Determine the number of lines where "งประเทศไทย" occurs and reply with that number by itself.

## Some records
● ● ● ● ●
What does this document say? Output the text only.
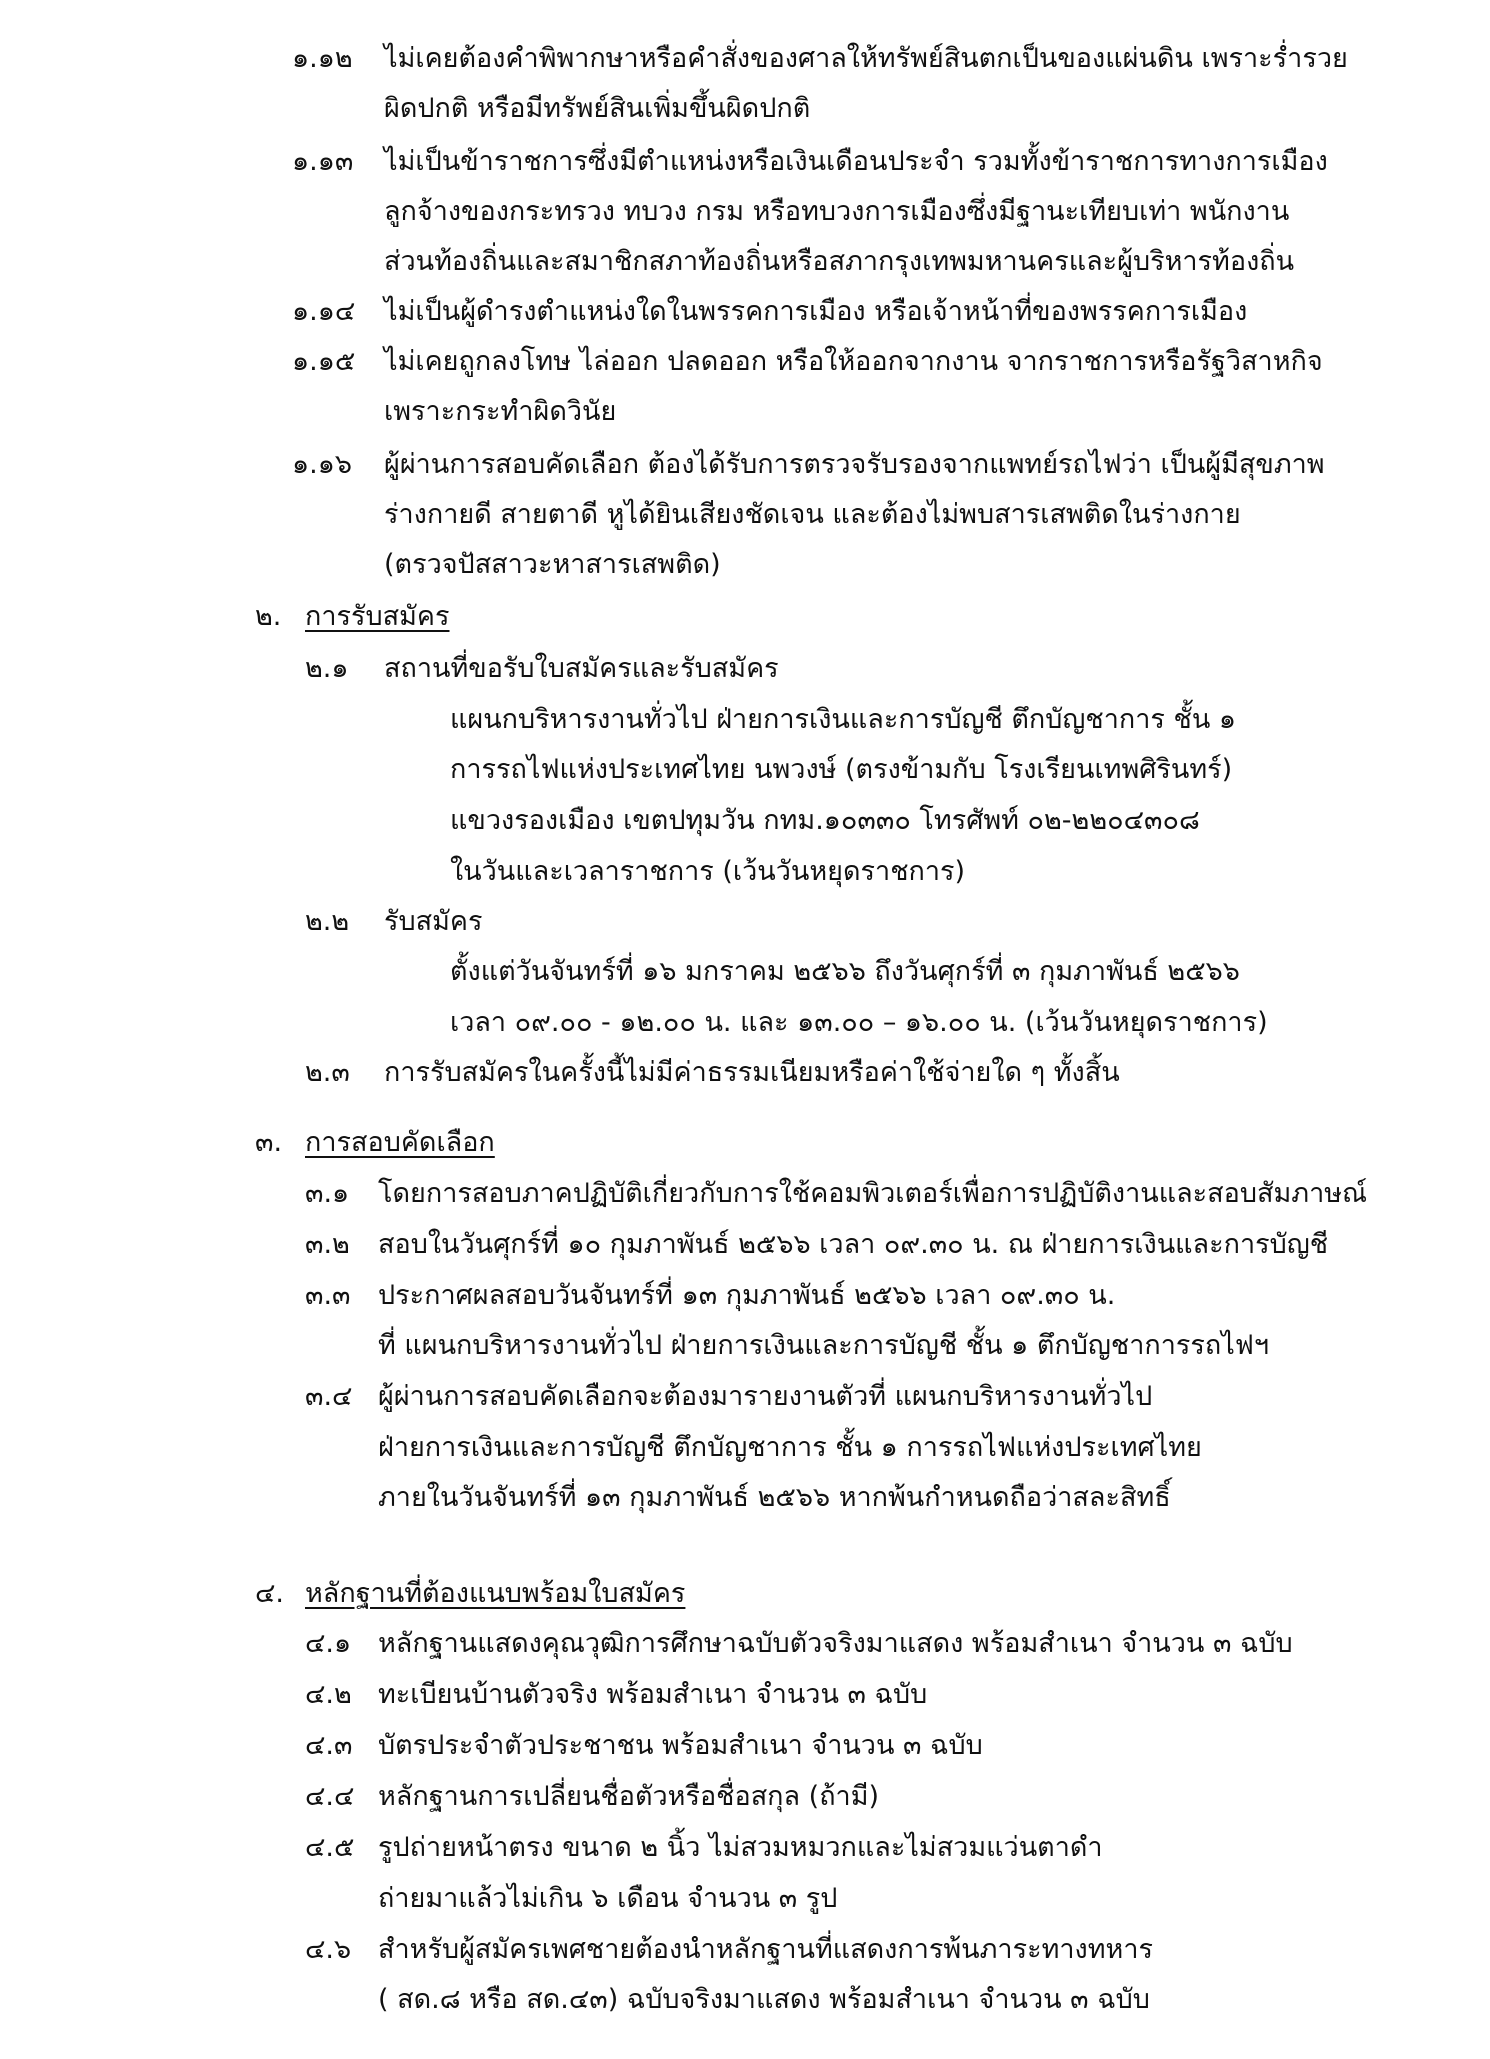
๑.๑๒ ไม่เคยต้องคำพิพากษาหรือคำสั่งของศาลให้ทรัพย์สินตกเป็นของแผ่นดิน เพราะร่ำรวย
ผิดปกติ หรือมีทรัพย์สินเพิ่มขึ้นผิดปกติ
๑.๑๓ ไม่เป็นข้าราชการซึ่งมีตำแหน่งหรือเงินเดือนประจำ รวมทั้งข้าราชการทางการเมือง
ลูกจ้างของกระทรวง ทบวง กรม หรือทบวงการเมืองซึ่งมีฐานะเทียบเท่า พนักงาน
ส่วนท้องถิ่นและสมาชิกสภาท้องถิ่นหรือสภากรุงเทพมหานครและผู้บริหารท้องถิ่น
๑.๑๔ ไม่เป็นผู้ดำรงตำแหน่งใดในพรรคการเมือง หรือเจ้าหน้าที่ของพรรคการเมือง
๑.๑๕ ไม่เคยถูกลงโทษ ไล่ออก ปลดออก หรือให้ออกจากงาน จากราชการหรือรัฐวิสาหกิจ
เพราะกระทำผิดวินัย
๑.๑๖ ผู้ผ่านการสอบคัดเลือก ต้องได้รับการตรวจรับรองจากแพทย์รถไฟว่า เป็นผู้มีสุขภาพ
ร่างกายดี สายตาดี หูได้ยินเสียงชัดเจน และต้องไม่พบสารเสพติดในร่างกาย
(ตรวจปัสสาวะหาสารเสพติด)
๒. การรับสมัคร
๒.๑ สถานที่ขอรับใบสมัครและรับสมัคร
แผนกบริหารงานทั่วไป ฝ่ายการเงินและการบัญชี ตึกบัญชาการ ชั้น ๑
การรถไฟแห่งประเทศไทย นพวงษ์ (ตรงข้ามกับ โรงเรียนเทพศิรินทร์)
แขวงรองเมือง เขตปทุมวัน กทม.๑๐๓๓๐ โทรศัพท์ ๐๒-๒๒๐๔๓๐๘
ในวันและเวลาราชการ (เว้นวันหยุดราชการ)
๒.๒ รับสมัคร
ตั้งแต่วันจันทร์ที่ ๑๖ มกราคม ๒๕๖๖ ถึงวันศุกร์ที่ ๓ กุมภาพันธ์ ๒๕๖๖
เวลา ๐๙.๐๐ - ๑๒.๐๐ น. และ ๑๓.๐๐ – ๑๖.๐๐ น. (เว้นวันหยุดราชการ)
๒.๓ การรับสมัครในครั้งนี้ไม่มีค่าธรรมเนียมหรือค่าใช้จ่ายใด ๆ ทั้งสิ้น
๓. การสอบคัดเลือก
๓.๑ โดยการสอบภาคปฏิบัติเกี่ยวกับการใช้คอมพิวเตอร์เพื่อการปฏิบัติงานและสอบสัมภาษณ์
๓.๒ สอบในวันศุกร์ที่ ๑๐ กุมภาพันธ์ ๒๕๖๖ เวลา ๐๙.๓๐ น. ณ ฝ่ายการเงินและการบัญชี
๓.๓ ประกาศผลสอบวันจันทร์ที่ ๑๓ กุมภาพันธ์ ๒๕๖๖ เวลา ๐๙.๓๐ น.
ที่ แผนกบริหารงานทั่วไป ฝ่ายการเงินและการบัญชี ชั้น ๑ ตึกบัญชาการรถไฟฯ
๓.๔ ผู้ผ่านการสอบคัดเลือกจะต้องมารายงานตัวที่ แผนกบริหารงานทั่วไป
ฝ่ายการเงินและการบัญชี ตึกบัญชาการ ชั้น ๑ การรถไฟแห่งประเทศไทย
ภายในวันจันทร์ที่ ๑๓ กุมภาพันธ์ ๒๕๖๖ หากพ้นกำหนดถือว่าสละสิทธิ์
๔. หลักฐานที่ต้องแนบพร้อมใบสมัคร
๔.๑ หลักฐานแสดงคุณวุฒิการศึกษาฉบับตัวจริงมาแสดง พร้อมสำเนา จำนวน ๓ ฉบับ
๔.๒ ทะเบียนบ้านตัวจริง พร้อมสำเนา จำนวน ๓ ฉบับ
๔.๓ บัตรประจำตัวประชาชน พร้อมสำเนา จำนวน ๓ ฉบับ
๔.๔ หลักฐานการเปลี่ยนชื่อตัวหรือชื่อสกุล (ถ้ามี)
๔.๕ รูปถ่ายหน้าตรง ขนาด ๒ นิ้ว ไม่สวมหมวกและไม่สวมแว่นตาดำ
ถ่ายมาแล้วไม่เกิน ๖ เดือน จำนวน ๓ รูป
๔.๖ สำหรับผู้สมัครเพศชายต้องนำหลักฐานที่แสดงการพ้นภาระทางทหาร
( สด.๘ หรือ สด.๔๓) ฉบับจริงมาแสดง พร้อมสำเนา จำนวน ๓ ฉบับ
● ● ● ● ●
## RESULT OF THE TASK
2